To be done>
Track down each line that has the word "vous" and copy it.

Data excerpts>
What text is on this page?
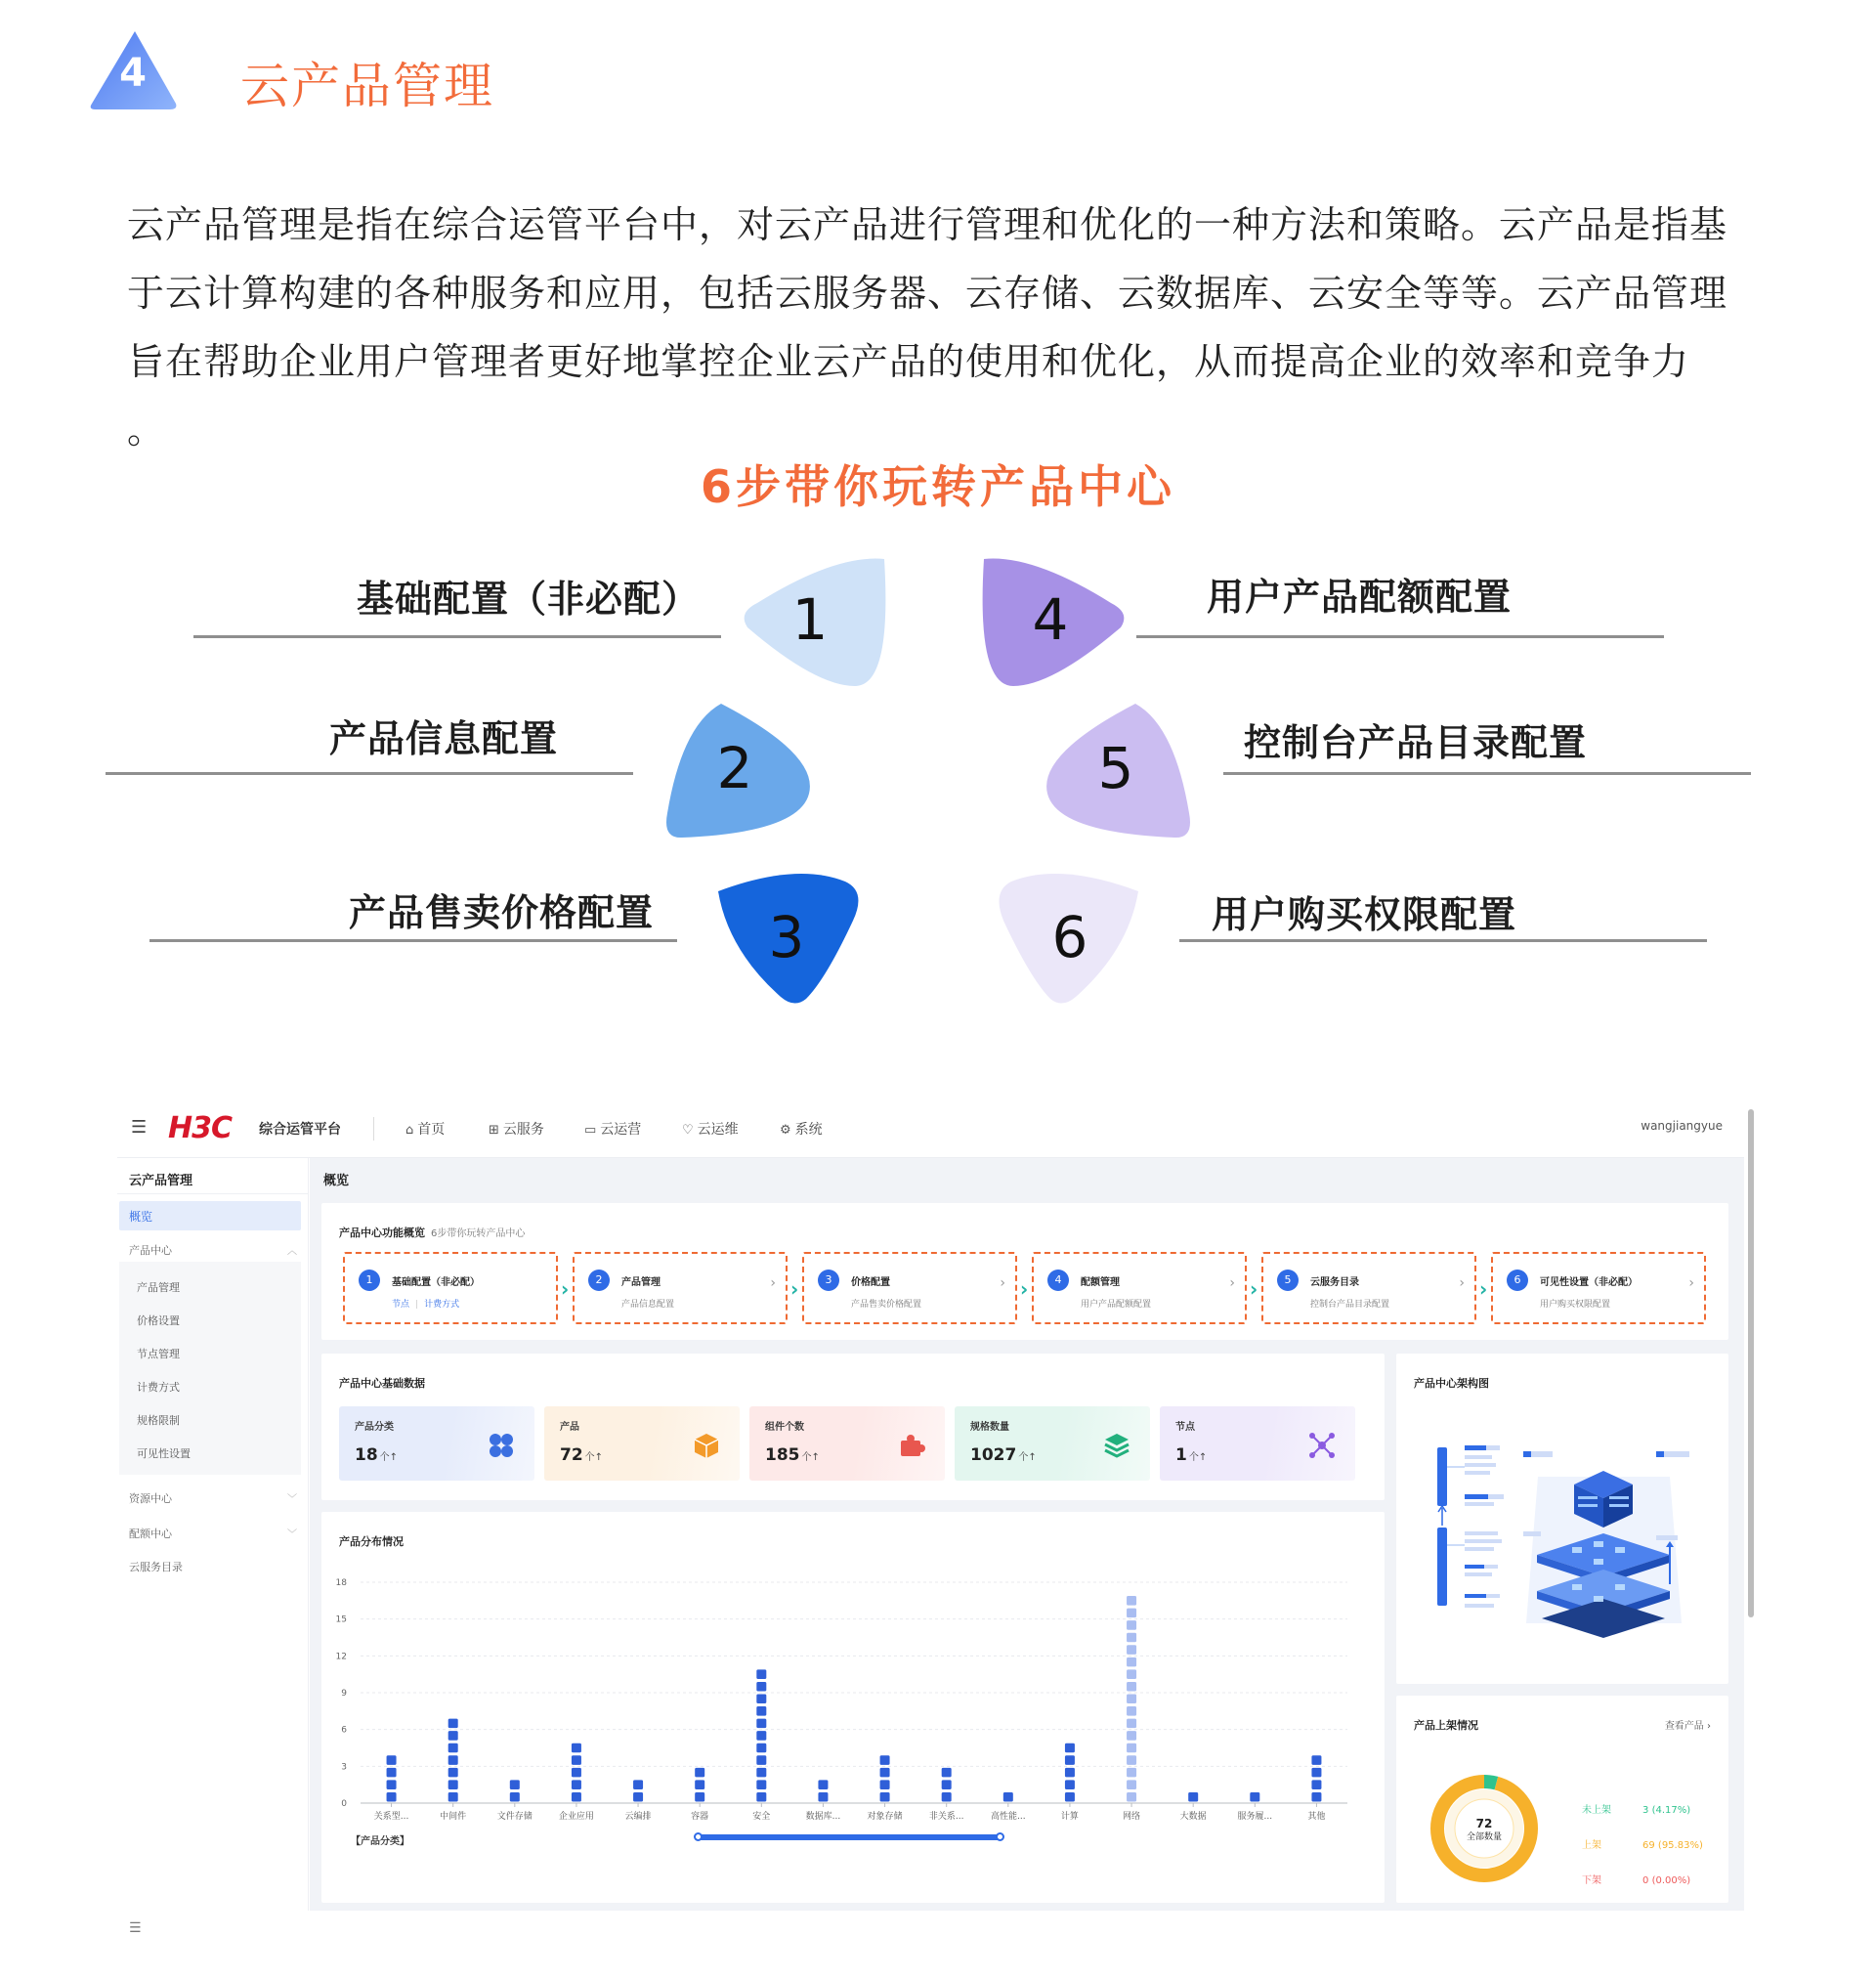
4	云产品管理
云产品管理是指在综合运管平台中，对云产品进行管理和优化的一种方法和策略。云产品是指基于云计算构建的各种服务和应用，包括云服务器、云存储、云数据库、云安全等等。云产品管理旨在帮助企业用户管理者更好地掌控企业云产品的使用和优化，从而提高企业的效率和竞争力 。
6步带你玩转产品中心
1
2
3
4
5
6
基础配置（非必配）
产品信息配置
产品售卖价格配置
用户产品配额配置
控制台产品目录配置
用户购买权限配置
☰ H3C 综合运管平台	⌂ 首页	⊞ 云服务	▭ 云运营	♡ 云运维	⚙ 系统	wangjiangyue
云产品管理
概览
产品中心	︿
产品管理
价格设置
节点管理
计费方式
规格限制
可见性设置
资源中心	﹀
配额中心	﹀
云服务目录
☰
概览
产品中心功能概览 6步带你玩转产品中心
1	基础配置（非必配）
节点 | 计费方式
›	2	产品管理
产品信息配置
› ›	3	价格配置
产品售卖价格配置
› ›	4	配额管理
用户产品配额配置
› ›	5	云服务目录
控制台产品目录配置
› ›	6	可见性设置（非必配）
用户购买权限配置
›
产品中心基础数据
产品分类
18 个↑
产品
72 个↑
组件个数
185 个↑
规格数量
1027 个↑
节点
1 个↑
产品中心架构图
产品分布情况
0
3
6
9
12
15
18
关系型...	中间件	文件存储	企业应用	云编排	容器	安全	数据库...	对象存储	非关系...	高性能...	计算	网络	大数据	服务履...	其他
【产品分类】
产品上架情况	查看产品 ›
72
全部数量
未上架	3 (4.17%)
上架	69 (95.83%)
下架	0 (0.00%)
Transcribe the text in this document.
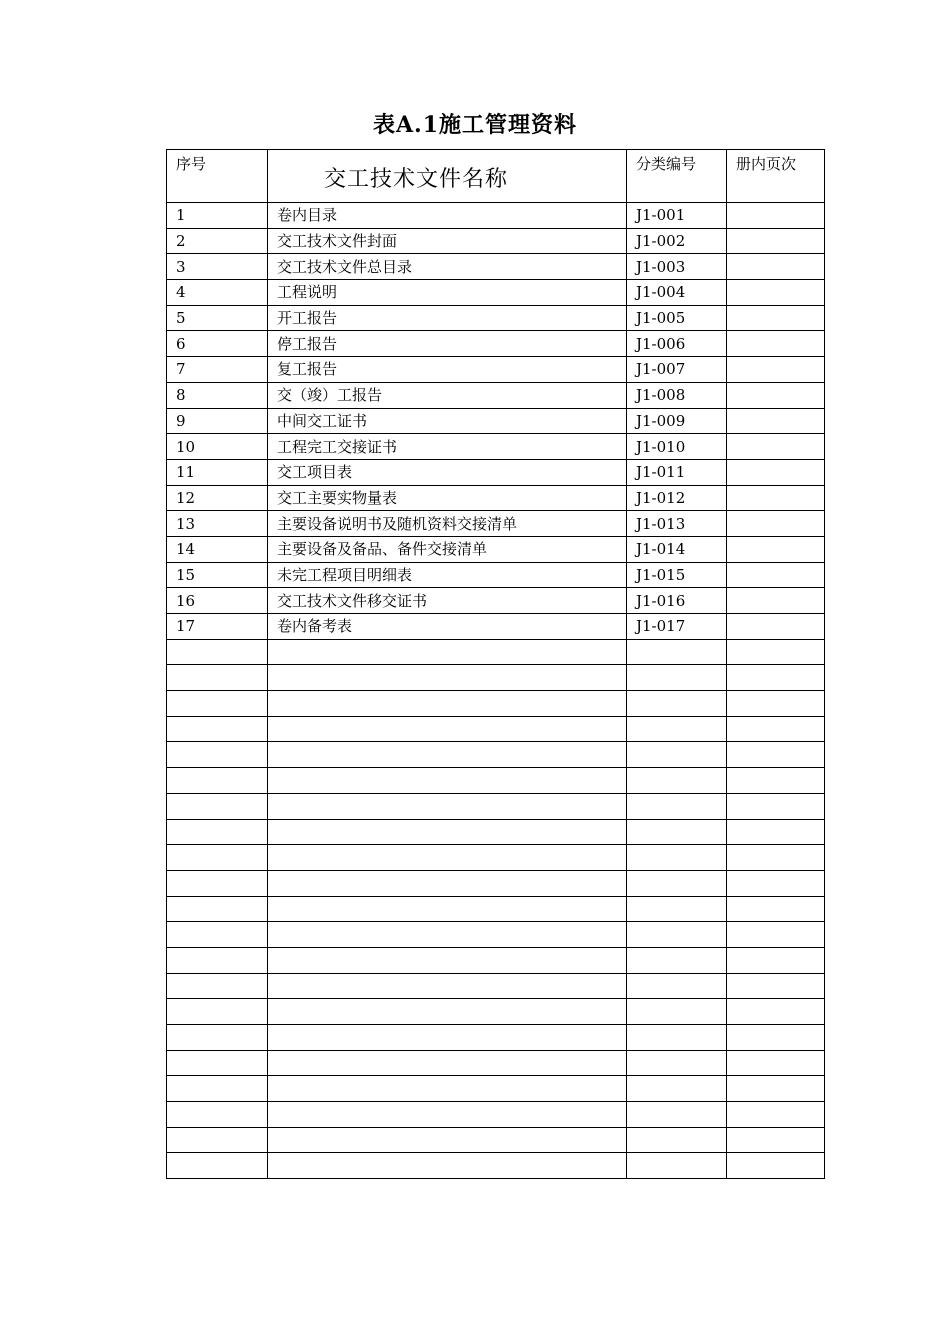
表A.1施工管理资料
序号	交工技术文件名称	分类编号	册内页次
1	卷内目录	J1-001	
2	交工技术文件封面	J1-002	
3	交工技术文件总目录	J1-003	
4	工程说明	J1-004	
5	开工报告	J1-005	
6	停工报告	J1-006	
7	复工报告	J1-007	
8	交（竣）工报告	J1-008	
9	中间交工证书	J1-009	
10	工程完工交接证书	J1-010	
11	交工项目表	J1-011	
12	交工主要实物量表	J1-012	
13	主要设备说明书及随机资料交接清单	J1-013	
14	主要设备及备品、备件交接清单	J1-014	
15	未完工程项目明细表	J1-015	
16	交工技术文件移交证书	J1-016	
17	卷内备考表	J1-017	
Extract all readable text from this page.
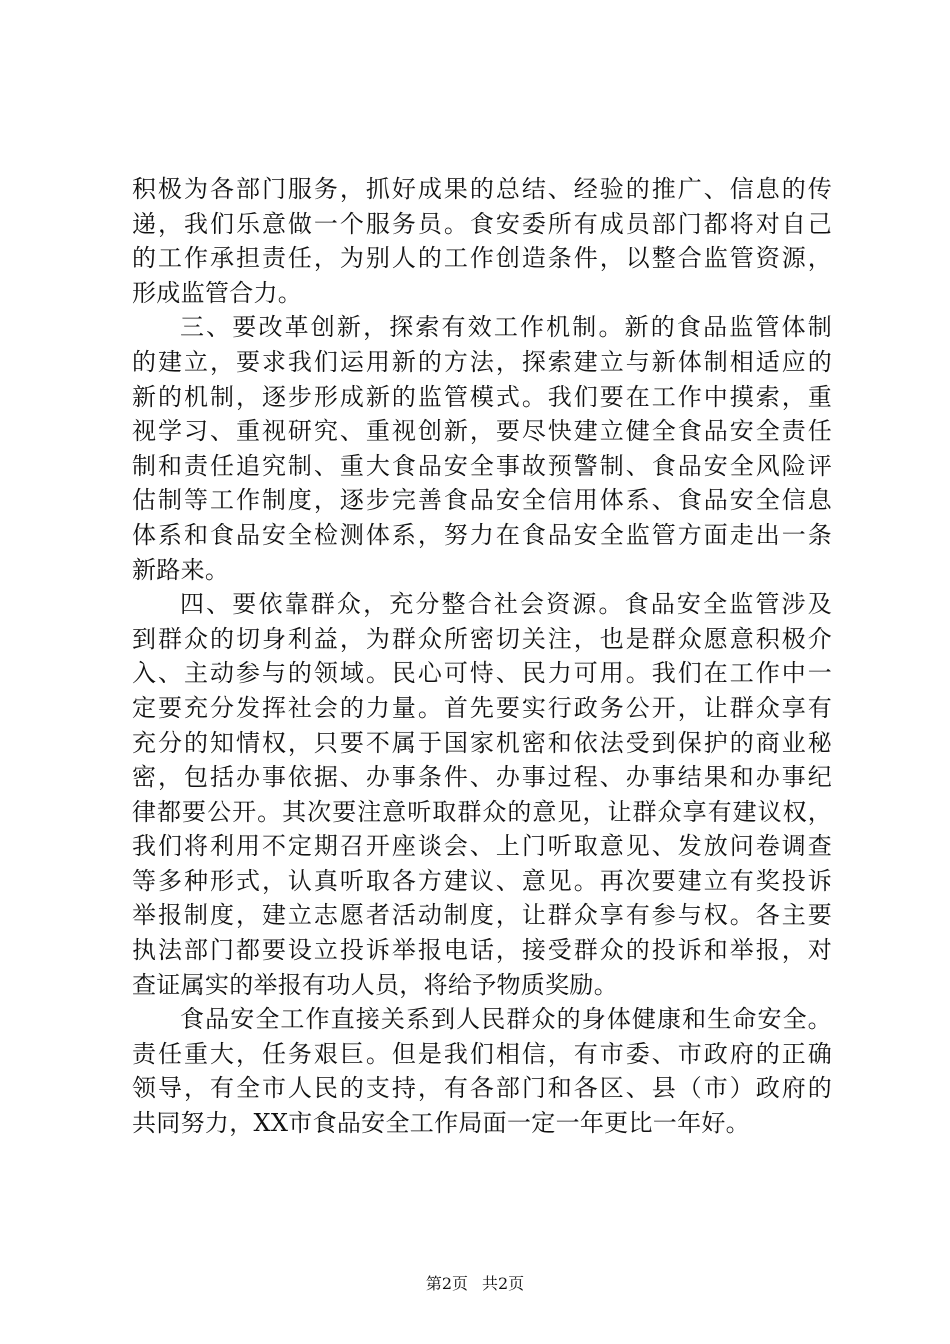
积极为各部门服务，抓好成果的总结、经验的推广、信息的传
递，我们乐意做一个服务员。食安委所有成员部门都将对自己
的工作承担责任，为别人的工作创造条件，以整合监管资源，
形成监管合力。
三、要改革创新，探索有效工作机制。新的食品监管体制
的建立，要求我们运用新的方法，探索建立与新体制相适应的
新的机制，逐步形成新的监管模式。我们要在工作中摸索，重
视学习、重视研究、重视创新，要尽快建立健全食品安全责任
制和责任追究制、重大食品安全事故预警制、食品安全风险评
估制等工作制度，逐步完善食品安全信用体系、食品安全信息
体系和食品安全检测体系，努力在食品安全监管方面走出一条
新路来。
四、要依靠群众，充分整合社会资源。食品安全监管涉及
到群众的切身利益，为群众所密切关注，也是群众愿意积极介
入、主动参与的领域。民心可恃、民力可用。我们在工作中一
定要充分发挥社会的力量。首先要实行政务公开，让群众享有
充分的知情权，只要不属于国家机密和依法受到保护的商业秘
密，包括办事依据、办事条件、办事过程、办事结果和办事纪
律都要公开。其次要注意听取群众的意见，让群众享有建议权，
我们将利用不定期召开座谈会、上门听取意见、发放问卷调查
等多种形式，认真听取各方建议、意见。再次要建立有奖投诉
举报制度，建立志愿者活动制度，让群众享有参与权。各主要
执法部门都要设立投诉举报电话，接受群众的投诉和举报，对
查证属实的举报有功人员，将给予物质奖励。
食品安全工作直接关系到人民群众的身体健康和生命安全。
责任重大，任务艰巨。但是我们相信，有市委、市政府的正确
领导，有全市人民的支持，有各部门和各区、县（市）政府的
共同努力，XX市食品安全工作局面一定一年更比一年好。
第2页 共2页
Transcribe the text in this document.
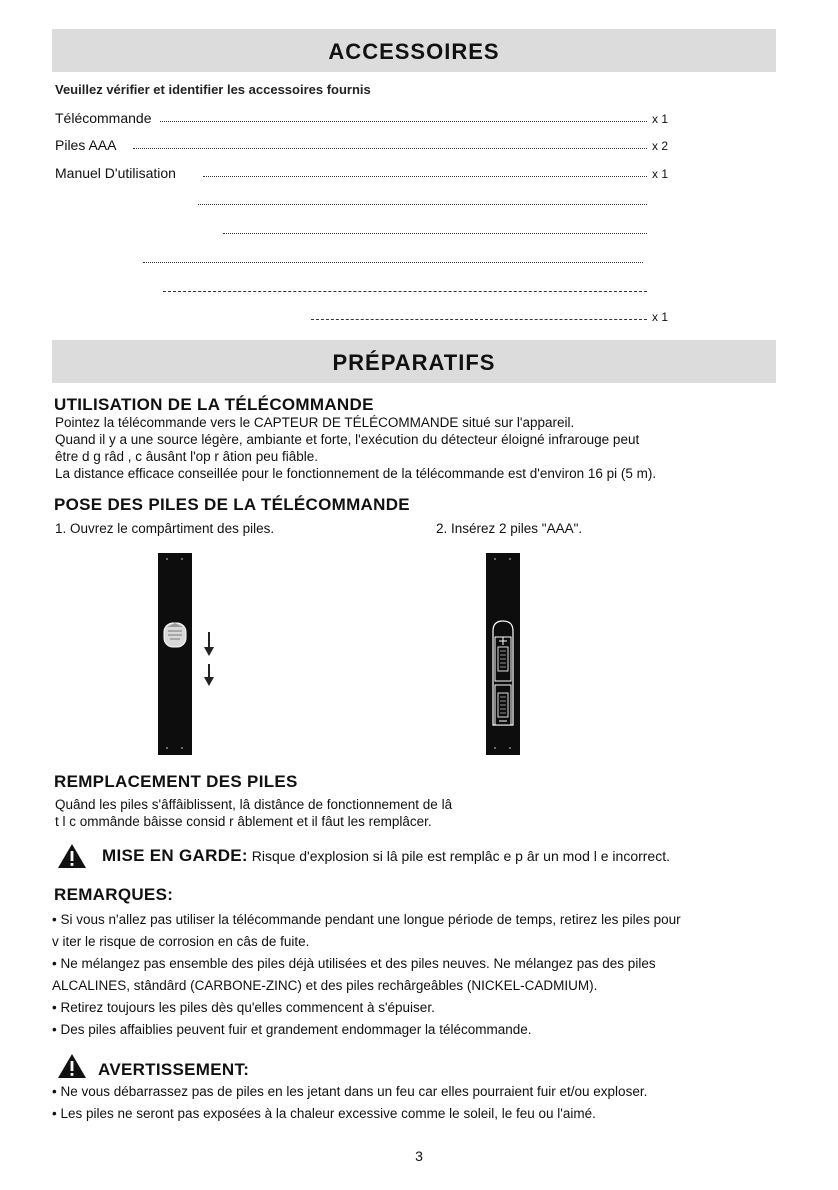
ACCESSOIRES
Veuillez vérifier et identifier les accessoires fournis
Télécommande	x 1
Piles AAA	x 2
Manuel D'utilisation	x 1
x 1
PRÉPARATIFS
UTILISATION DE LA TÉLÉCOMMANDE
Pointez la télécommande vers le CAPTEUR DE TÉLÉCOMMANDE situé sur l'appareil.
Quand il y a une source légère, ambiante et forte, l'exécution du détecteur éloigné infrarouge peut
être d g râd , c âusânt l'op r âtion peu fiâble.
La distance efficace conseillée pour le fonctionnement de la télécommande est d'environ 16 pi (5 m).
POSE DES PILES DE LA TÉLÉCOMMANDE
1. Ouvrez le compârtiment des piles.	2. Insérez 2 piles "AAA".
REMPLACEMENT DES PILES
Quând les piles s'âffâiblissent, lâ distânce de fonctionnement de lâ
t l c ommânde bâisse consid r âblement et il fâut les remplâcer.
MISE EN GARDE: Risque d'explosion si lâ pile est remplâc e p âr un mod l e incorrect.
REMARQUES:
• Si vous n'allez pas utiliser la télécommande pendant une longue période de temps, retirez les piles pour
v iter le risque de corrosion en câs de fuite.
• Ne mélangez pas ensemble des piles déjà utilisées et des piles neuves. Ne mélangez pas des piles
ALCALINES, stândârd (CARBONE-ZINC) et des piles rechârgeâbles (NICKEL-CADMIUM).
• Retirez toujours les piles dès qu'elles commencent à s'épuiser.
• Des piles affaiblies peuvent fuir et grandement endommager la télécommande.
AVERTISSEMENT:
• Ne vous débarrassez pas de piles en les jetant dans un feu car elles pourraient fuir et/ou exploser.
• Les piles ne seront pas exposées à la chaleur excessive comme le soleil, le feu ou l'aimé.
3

Result for this task>
• Si vous n'allez pas utiliser la télécommande pendant une longue période de temps, retirez les piles pour
• Ne vous débarrassez pas de piles en les jetant dans un feu car elles pourraient fuir et/ou exploser.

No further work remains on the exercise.